Copy out all lines with the word "Which" in them.

Source records
◇ ◇ ◇

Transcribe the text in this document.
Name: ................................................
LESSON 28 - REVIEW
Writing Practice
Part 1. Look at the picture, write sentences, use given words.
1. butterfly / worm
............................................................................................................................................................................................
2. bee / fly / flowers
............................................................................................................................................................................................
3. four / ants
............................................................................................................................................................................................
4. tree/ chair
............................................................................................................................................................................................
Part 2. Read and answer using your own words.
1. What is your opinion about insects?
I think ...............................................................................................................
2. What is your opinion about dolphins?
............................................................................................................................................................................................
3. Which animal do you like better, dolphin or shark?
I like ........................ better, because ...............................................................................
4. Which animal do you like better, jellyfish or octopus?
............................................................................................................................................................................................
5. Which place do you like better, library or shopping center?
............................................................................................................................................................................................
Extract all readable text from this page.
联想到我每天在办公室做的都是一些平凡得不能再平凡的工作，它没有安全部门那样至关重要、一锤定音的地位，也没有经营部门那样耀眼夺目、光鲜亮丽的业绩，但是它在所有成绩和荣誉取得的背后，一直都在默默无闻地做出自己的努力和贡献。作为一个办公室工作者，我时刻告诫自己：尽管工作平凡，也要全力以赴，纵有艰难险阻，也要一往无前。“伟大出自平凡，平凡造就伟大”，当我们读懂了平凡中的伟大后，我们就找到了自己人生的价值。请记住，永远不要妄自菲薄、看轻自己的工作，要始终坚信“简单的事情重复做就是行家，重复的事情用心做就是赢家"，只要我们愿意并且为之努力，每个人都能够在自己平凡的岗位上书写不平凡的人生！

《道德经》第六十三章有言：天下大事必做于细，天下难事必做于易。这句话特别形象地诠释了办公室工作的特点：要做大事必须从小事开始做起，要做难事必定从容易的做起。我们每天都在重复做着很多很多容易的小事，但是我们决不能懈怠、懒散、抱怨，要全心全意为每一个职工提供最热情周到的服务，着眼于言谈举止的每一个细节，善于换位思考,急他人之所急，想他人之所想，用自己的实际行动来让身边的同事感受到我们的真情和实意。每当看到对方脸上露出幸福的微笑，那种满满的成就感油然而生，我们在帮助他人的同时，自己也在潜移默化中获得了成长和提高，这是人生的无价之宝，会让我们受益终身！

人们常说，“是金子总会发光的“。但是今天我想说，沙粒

◇ ◇ ◇

## Answer to the problem:
3. Which animal do you like better, dolphin or shark?
4. Which animal do you like better, jellyfish or octopus?
5. Which place do you like better, library or shopping center?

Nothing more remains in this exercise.